[Begin]

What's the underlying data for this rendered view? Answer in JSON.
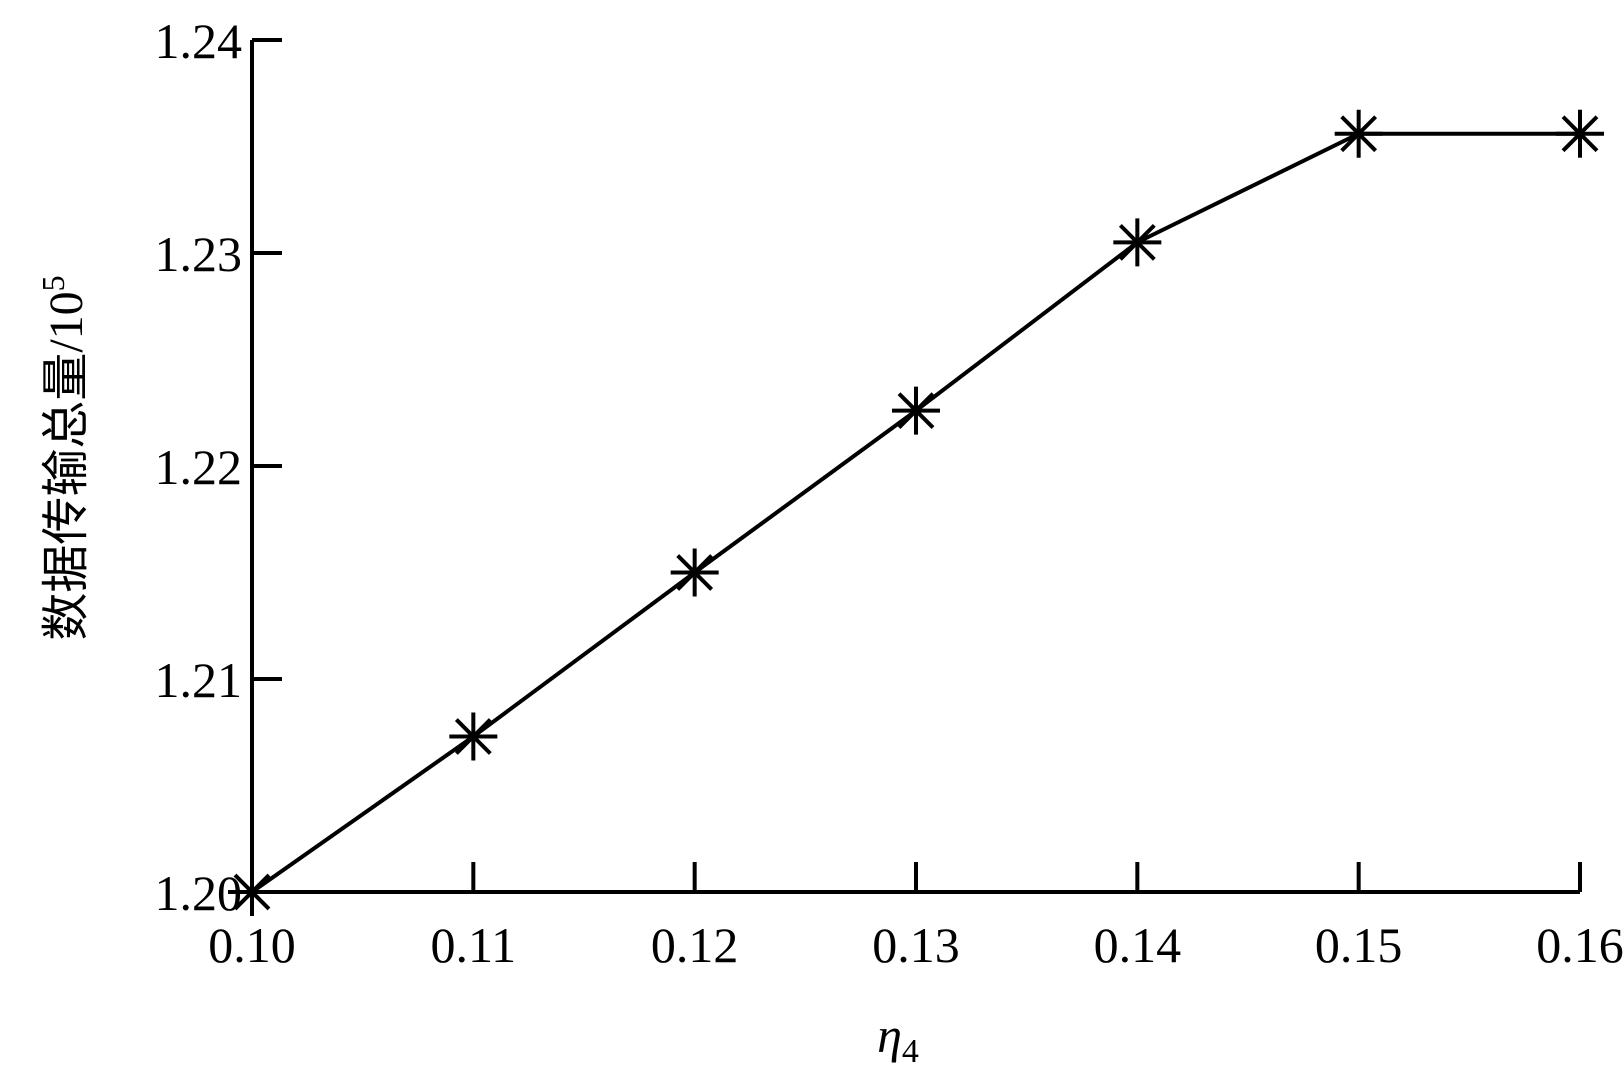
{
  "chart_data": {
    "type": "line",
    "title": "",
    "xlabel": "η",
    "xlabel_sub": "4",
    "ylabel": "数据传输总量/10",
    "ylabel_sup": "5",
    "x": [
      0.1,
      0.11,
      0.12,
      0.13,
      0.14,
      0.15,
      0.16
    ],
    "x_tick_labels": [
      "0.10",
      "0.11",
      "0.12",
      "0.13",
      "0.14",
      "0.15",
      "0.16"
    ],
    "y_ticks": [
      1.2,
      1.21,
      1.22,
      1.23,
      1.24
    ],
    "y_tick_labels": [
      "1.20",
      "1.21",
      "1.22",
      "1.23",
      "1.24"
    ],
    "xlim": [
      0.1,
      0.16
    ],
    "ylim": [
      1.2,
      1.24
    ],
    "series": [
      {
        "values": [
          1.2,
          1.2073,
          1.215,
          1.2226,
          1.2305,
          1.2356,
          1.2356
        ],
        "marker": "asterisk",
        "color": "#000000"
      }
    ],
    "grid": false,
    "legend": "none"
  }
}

[End]
[Begin]

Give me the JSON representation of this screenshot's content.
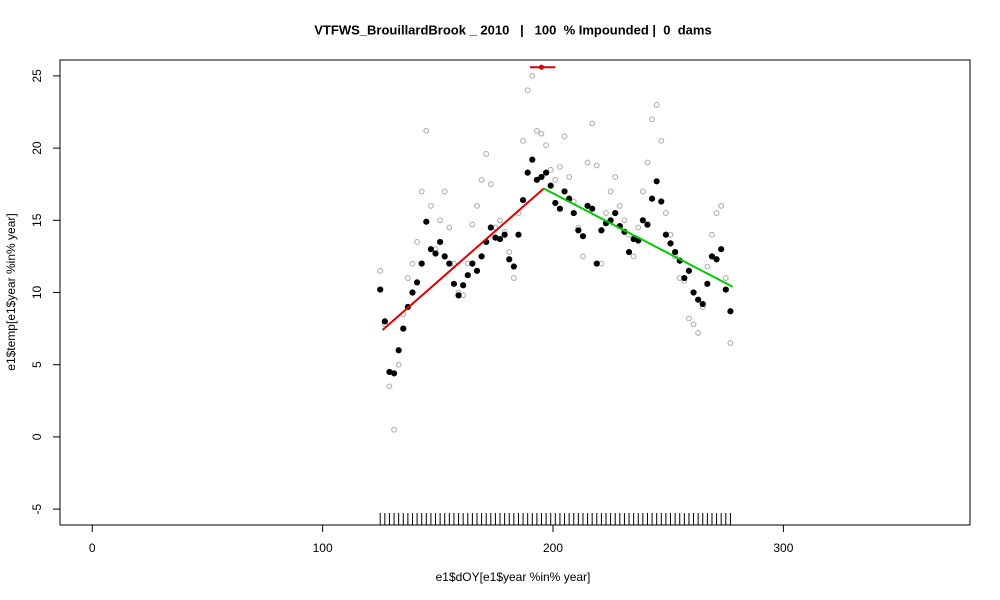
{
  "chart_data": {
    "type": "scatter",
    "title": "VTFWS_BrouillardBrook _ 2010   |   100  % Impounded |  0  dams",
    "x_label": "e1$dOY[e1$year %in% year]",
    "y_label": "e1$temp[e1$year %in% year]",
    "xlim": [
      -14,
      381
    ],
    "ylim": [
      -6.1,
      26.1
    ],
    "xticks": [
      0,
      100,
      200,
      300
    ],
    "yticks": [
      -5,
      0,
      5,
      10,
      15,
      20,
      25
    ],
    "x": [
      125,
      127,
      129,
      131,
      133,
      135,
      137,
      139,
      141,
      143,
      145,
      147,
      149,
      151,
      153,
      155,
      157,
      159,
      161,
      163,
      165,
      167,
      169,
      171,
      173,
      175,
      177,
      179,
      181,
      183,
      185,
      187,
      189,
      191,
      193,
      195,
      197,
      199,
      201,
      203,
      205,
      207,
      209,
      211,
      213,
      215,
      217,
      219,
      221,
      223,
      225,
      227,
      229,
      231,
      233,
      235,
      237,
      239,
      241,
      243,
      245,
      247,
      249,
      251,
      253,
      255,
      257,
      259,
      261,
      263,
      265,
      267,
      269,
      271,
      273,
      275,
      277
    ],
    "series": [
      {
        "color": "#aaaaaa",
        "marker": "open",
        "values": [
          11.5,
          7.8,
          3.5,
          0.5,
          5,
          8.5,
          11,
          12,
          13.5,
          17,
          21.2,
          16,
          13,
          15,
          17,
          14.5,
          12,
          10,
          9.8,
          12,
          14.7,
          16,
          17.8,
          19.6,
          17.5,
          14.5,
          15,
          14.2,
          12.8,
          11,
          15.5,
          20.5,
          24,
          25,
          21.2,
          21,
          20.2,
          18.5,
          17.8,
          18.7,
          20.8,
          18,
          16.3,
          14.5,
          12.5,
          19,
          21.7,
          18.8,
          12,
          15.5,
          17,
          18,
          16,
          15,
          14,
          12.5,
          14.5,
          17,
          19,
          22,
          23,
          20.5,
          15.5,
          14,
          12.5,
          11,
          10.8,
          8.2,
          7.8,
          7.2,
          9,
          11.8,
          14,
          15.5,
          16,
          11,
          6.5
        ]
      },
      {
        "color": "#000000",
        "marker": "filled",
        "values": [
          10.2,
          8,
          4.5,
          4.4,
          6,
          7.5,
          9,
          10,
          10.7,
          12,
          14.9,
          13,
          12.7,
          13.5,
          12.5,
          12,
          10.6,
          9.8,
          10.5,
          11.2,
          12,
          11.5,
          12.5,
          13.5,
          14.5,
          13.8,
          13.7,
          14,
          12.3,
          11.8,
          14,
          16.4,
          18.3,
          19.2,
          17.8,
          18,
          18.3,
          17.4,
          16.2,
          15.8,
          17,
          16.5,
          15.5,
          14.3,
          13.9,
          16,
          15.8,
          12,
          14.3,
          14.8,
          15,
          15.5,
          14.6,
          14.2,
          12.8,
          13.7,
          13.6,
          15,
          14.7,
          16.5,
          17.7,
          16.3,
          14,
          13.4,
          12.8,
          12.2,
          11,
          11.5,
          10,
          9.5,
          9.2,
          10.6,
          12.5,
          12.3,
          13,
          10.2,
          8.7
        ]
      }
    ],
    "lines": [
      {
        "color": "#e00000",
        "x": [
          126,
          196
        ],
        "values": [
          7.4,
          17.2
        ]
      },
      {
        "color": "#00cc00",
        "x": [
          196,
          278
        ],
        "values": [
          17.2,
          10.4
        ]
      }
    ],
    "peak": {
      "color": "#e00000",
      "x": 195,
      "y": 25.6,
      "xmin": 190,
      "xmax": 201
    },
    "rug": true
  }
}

[End]
[Begin]

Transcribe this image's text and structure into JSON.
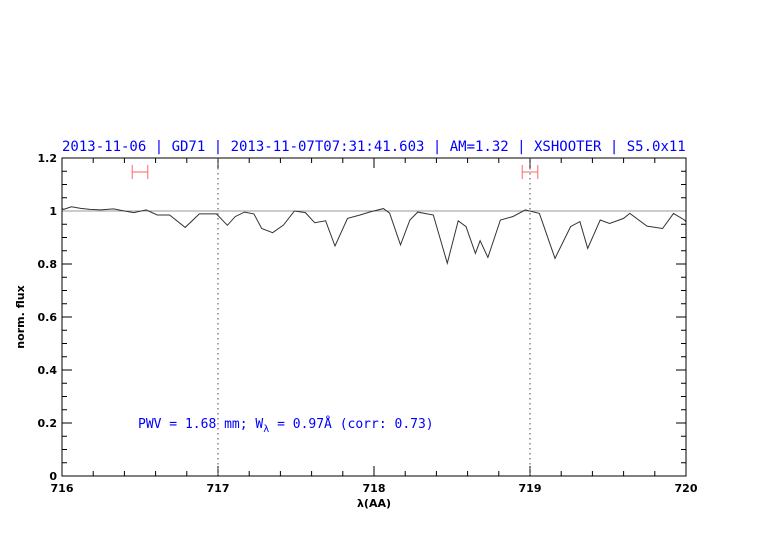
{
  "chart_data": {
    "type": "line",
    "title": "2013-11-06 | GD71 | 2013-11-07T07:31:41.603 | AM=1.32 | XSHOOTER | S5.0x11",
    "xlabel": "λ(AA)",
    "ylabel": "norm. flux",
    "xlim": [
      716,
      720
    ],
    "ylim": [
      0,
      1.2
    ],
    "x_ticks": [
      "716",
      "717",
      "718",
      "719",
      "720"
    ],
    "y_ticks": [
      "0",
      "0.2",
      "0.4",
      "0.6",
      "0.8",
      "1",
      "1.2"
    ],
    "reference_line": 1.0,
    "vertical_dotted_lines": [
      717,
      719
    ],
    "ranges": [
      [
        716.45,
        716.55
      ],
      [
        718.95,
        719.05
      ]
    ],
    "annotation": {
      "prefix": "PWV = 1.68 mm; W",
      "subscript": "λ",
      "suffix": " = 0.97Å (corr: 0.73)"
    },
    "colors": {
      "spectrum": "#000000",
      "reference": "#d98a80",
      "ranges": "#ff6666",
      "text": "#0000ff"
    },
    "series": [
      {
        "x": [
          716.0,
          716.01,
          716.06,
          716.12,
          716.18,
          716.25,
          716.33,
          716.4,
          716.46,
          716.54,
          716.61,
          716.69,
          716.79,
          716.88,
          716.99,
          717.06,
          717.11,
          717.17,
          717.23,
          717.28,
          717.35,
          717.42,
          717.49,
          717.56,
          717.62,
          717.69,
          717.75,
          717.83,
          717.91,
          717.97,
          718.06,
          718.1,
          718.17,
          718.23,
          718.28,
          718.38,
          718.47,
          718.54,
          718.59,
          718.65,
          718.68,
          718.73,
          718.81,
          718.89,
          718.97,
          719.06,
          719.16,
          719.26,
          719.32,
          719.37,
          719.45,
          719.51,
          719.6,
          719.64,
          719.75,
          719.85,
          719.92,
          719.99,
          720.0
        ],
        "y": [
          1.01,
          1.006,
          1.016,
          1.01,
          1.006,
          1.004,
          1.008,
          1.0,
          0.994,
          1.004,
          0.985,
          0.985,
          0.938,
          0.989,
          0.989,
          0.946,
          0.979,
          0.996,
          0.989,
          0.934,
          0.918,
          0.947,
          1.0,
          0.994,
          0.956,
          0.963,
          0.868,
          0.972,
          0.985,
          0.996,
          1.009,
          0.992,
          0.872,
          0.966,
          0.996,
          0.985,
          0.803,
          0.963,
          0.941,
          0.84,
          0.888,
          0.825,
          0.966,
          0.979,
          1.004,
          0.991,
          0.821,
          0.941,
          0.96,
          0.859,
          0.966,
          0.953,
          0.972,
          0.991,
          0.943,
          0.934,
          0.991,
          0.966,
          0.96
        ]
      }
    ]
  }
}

[End]

STATED GOAL
Which lines contain the word "marker"? Return each of them.

OUTPUT OF THE TASK
        "marker": "asterisk",
        "marker": "open",
        "marker": "filled",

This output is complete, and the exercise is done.